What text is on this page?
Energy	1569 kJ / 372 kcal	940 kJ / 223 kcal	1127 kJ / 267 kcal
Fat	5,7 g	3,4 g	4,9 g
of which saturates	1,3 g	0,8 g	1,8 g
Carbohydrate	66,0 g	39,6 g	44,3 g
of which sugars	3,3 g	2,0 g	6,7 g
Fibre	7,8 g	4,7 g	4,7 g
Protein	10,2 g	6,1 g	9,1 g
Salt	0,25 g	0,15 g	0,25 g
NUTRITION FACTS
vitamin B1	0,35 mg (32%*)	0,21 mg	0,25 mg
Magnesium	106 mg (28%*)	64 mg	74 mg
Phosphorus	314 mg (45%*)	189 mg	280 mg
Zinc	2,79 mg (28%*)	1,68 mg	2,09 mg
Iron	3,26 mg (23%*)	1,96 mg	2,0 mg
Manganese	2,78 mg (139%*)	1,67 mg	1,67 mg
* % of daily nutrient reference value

-- Task item --
Exactly as they stand, repeat all the records.

-- Output of the exercise --
What text is on this page?
Energy	1569 kJ / 372 kcal	940 kJ / 223 kcal	1127 kJ / 267 kcal
Fat	5,7 g	3,4 g	4,9 g
of which saturates	1,3 g	0,8 g	1,8 g
Carbohydrate	66,0 g	39,6 g	44,3 g
of which sugars	3,3 g	2,0 g	6,7 g
Fibre	7,8 g	4,7 g	4,7 g
Protein	10,2 g	6,1 g	9,1 g
Salt	0,25 g	0,15 g	0,25 g
NUTRITION FACTS
vitamin B1	0,35 mg (32%*)	0,21 mg	0,25 mg
Magnesium	106 mg (28%*)	64 mg	74 mg
Phosphorus	314 mg (45%*)	189 mg	280 mg
Zinc	2,79 mg (28%*)	1,68 mg	2,09 mg
Iron	3,26 mg (23%*)	1,96 mg	2,0 mg
Manganese	2,78 mg (139%*)	1,67 mg	1,67 mg
* % of daily nutrient reference value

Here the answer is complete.